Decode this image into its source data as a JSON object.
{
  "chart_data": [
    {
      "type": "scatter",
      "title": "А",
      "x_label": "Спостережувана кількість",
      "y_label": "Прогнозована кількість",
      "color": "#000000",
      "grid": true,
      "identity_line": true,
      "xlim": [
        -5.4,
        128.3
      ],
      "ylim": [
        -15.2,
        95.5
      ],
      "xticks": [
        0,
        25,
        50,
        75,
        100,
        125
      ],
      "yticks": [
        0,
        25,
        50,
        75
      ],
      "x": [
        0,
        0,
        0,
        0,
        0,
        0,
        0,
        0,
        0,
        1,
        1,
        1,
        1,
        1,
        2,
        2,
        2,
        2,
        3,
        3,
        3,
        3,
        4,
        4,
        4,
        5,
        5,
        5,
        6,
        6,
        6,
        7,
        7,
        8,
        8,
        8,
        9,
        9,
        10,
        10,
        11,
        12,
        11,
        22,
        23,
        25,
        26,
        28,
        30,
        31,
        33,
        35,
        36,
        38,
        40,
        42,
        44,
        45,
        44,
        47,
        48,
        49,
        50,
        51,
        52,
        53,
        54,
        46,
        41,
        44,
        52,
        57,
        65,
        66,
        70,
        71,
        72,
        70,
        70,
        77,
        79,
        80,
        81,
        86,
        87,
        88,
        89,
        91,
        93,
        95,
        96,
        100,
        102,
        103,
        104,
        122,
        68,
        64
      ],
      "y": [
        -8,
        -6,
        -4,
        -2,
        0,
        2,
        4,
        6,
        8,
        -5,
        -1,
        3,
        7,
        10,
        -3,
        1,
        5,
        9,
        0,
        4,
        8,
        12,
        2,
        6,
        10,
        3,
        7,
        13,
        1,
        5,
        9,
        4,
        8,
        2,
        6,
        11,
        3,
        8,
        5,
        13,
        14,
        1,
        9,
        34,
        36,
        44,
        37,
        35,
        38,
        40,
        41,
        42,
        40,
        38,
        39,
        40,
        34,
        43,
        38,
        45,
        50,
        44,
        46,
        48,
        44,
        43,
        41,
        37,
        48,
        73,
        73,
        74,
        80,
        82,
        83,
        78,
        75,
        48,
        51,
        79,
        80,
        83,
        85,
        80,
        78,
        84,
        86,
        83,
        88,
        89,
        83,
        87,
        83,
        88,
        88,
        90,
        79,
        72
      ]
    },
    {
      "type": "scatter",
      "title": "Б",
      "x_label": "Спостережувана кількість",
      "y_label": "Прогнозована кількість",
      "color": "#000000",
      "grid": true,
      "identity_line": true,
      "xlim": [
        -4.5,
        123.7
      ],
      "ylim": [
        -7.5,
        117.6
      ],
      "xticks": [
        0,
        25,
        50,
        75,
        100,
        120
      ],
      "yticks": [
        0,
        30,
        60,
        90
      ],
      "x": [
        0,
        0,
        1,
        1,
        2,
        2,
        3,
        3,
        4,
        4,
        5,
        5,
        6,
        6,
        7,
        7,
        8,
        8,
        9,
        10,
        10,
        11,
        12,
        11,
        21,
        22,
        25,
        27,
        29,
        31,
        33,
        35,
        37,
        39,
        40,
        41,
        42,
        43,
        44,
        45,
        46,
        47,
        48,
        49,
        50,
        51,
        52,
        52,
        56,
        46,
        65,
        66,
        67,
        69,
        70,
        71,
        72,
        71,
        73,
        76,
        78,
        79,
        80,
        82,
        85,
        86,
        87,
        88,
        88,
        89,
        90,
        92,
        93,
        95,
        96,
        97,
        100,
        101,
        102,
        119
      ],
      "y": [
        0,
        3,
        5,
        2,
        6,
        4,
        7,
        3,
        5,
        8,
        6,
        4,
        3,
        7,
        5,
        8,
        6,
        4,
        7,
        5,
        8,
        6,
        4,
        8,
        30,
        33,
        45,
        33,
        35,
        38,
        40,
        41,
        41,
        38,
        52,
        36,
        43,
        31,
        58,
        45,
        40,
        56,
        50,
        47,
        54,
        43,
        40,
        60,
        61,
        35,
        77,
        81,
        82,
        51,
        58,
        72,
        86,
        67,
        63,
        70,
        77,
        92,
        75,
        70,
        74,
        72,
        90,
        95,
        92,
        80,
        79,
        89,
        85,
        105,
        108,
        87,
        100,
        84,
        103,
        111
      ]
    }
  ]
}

* _What to work on_
The listing above should be transcribed in full, exactly as written.

* _Finished task_
Decode this image into its source data as a JSON object.
{
  "chart_data": [
    {
      "type": "scatter",
      "title": "А",
      "x_label": "Спостережувана кількість",
      "y_label": "Прогнозована кількість",
      "color": "#000000",
      "grid": true,
      "identity_line": true,
      "xlim": [
        -5.4,
        128.3
      ],
      "ylim": [
        -15.2,
        95.5
      ],
      "xticks": [
        0,
        25,
        50,
        75,
        100,
        125
      ],
      "yticks": [
        0,
        25,
        50,
        75
      ],
      "x": [
        0,
        0,
        0,
        0,
        0,
        0,
        0,
        0,
        0,
        1,
        1,
        1,
        1,
        1,
        2,
        2,
        2,
        2,
        3,
        3,
        3,
        3,
        4,
        4,
        4,
        5,
        5,
        5,
        6,
        6,
        6,
        7,
        7,
        8,
        8,
        8,
        9,
        9,
        10,
        10,
        11,
        12,
        11,
        22,
        23,
        25,
        26,
        28,
        30,
        31,
        33,
        35,
        36,
        38,
        40,
        42,
        44,
        45,
        44,
        47,
        48,
        49,
        50,
        51,
        52,
        53,
        54,
        46,
        41,
        44,
        52,
        57,
        65,
        66,
        70,
        71,
        72,
        70,
        70,
        77,
        79,
        80,
        81,
        86,
        87,
        88,
        89,
        91,
        93,
        95,
        96,
        100,
        102,
        103,
        104,
        122,
        68,
        64
      ],
      "y": [
        -8,
        -6,
        -4,
        -2,
        0,
        2,
        4,
        6,
        8,
        -5,
        -1,
        3,
        7,
        10,
        -3,
        1,
        5,
        9,
        0,
        4,
        8,
        12,
        2,
        6,
        10,
        3,
        7,
        13,
        1,
        5,
        9,
        4,
        8,
        2,
        6,
        11,
        3,
        8,
        5,
        13,
        14,
        1,
        9,
        34,
        36,
        44,
        37,
        35,
        38,
        40,
        41,
        42,
        40,
        38,
        39,
        40,
        34,
        43,
        38,
        45,
        50,
        44,
        46,
        48,
        44,
        43,
        41,
        37,
        48,
        73,
        73,
        74,
        80,
        82,
        83,
        78,
        75,
        48,
        51,
        79,
        80,
        83,
        85,
        80,
        78,
        84,
        86,
        83,
        88,
        89,
        83,
        87,
        83,
        88,
        88,
        90,
        79,
        72
      ]
    },
    {
      "type": "scatter",
      "title": "Б",
      "x_label": "Спостережувана кількість",
      "y_label": "Прогнозована кількість",
      "color": "#000000",
      "grid": true,
      "identity_line": true,
      "xlim": [
        -4.5,
        123.7
      ],
      "ylim": [
        -7.5,
        117.6
      ],
      "xticks": [
        0,
        25,
        50,
        75,
        100,
        120
      ],
      "yticks": [
        0,
        30,
        60,
        90
      ],
      "x": [
        0,
        0,
        1,
        1,
        2,
        2,
        3,
        3,
        4,
        4,
        5,
        5,
        6,
        6,
        7,
        7,
        8,
        8,
        9,
        10,
        10,
        11,
        12,
        11,
        21,
        22,
        25,
        27,
        29,
        31,
        33,
        35,
        37,
        39,
        40,
        41,
        42,
        43,
        44,
        45,
        46,
        47,
        48,
        49,
        50,
        51,
        52,
        52,
        56,
        46,
        65,
        66,
        67,
        69,
        70,
        71,
        72,
        71,
        73,
        76,
        78,
        79,
        80,
        82,
        85,
        86,
        87,
        88,
        88,
        89,
        90,
        92,
        93,
        95,
        96,
        97,
        100,
        101,
        102,
        119
      ],
      "y": [
        0,
        3,
        5,
        2,
        6,
        4,
        7,
        3,
        5,
        8,
        6,
        4,
        3,
        7,
        5,
        8,
        6,
        4,
        7,
        5,
        8,
        6,
        4,
        8,
        30,
        33,
        45,
        33,
        35,
        38,
        40,
        41,
        41,
        38,
        52,
        36,
        43,
        31,
        58,
        45,
        40,
        56,
        50,
        47,
        54,
        43,
        40,
        60,
        61,
        35,
        77,
        81,
        82,
        51,
        58,
        72,
        86,
        67,
        63,
        70,
        77,
        92,
        75,
        70,
        74,
        72,
        90,
        95,
        92,
        80,
        79,
        89,
        85,
        105,
        108,
        87,
        100,
        84,
        103,
        111
      ]
    }
  ]
}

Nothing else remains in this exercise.